La Horde du Contrevent - Alain Damasio


La Horde du Contrevent - Alain Damasio La Horde du Contrevent, Alain Damasio
Editeur : Folio SFNombre de pages : 703
Résumé : Un groupe d'élite, formé dès l'enfance à faire face, part des confins d'une terre féroce, saignée de rafales, pour aller chercher l'origine du vent. Ils sont vingt-trois, un bloc, un nœud de courage : la Horde. Ils sont pilier, ailier, traceur, aéromaître et géomaître, feuleuse et sourcière, troubadour et scribe. Ils traversent leur monde debout, à pied, en quête d'un Extrême-Amont qui fuit devant eux comme un horizon fou.

● ÉNONCÉ RÉDIGÉ: Reproduisez à l'identique le passage de l'article allant de « La Horde du Contrevent - Alain Damasio La » jusqu'à « un horizon fou. » inclus. Les enregistrements qui suivent n'ont aucun lien avec l'article.

● EXTRAIT DE DONNÉES:
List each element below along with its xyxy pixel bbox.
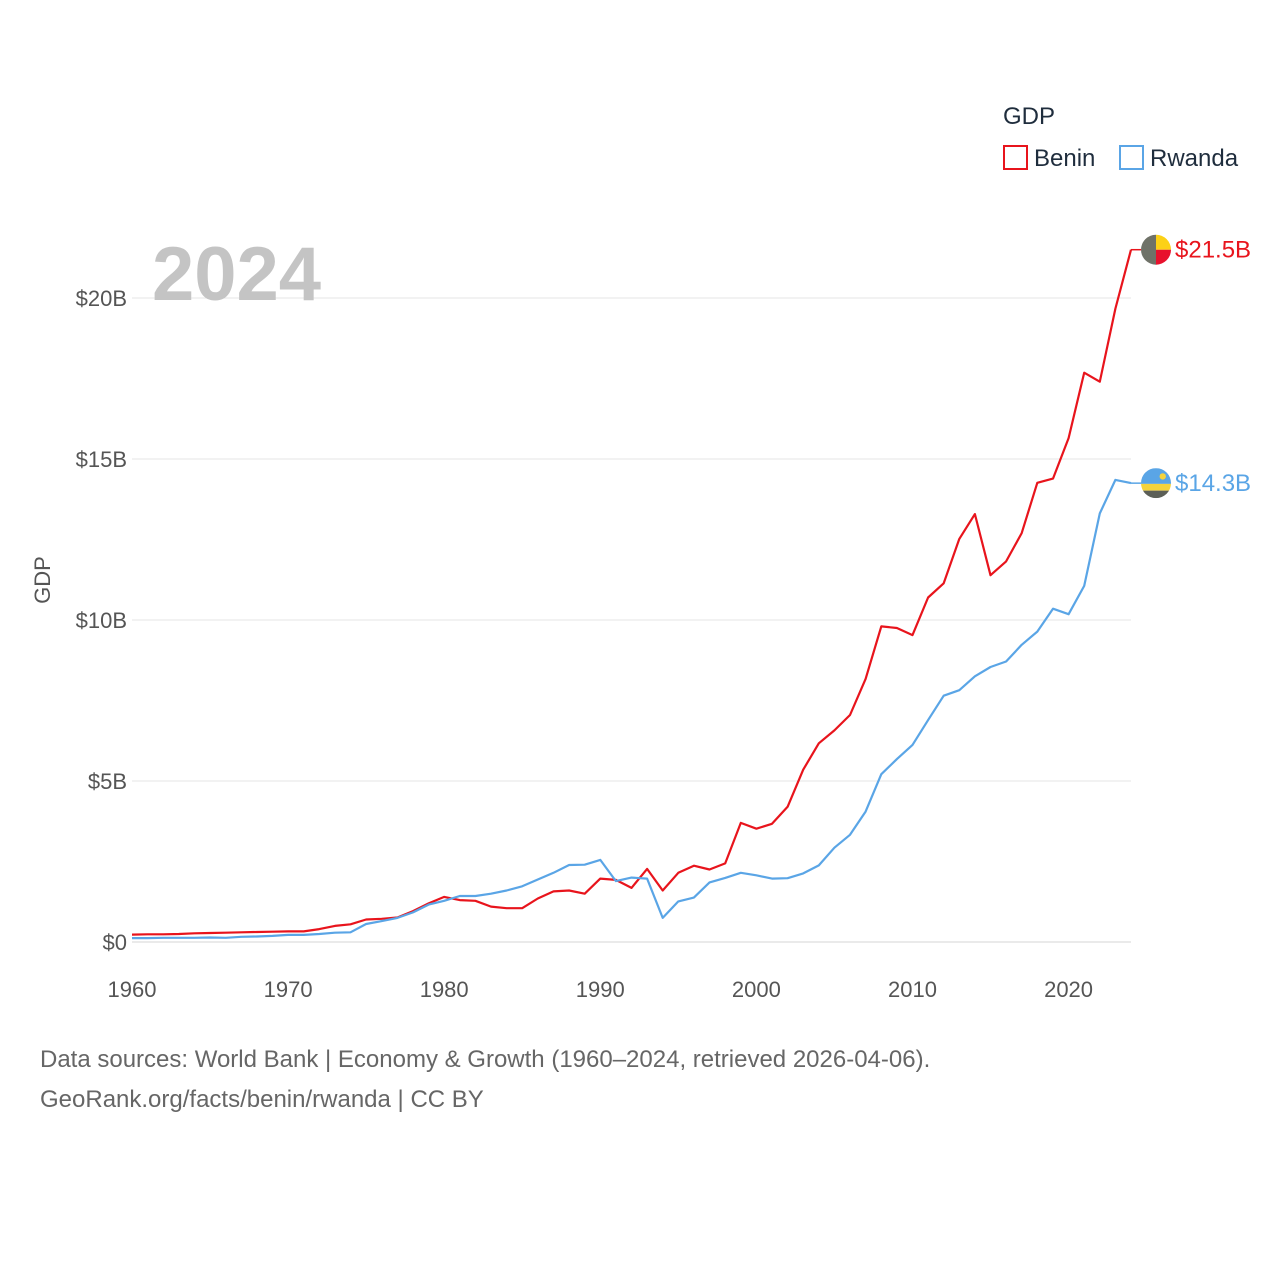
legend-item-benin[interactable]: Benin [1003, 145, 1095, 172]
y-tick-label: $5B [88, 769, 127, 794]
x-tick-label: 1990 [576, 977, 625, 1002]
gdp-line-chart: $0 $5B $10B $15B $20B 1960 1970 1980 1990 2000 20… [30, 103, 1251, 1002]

● SOLUTION RÉDIGÉE:
La Horde du Contrevent - Alain Damasio La Horde du Contrevent, Alain Damasio
Editeur : Folio SFNombre de pages : 703
Résumé : Un groupe d'élite, formé dès l'enfance à faire face, part des confins d'une terre féroce, saignée de rafales, pour aller chercher l'origine du vent. Ils sont vingt-trois, un bloc, un nœud de courage : la Horde. Ils sont pilier, ailier, traceur, aéromaître et géomaître, feuleuse et sourcière, troubadour et scribe. Ils traversent leur monde debout, à pied, en quête d'un Extrême-Amont qui fuit devant eux comme un horizon fou.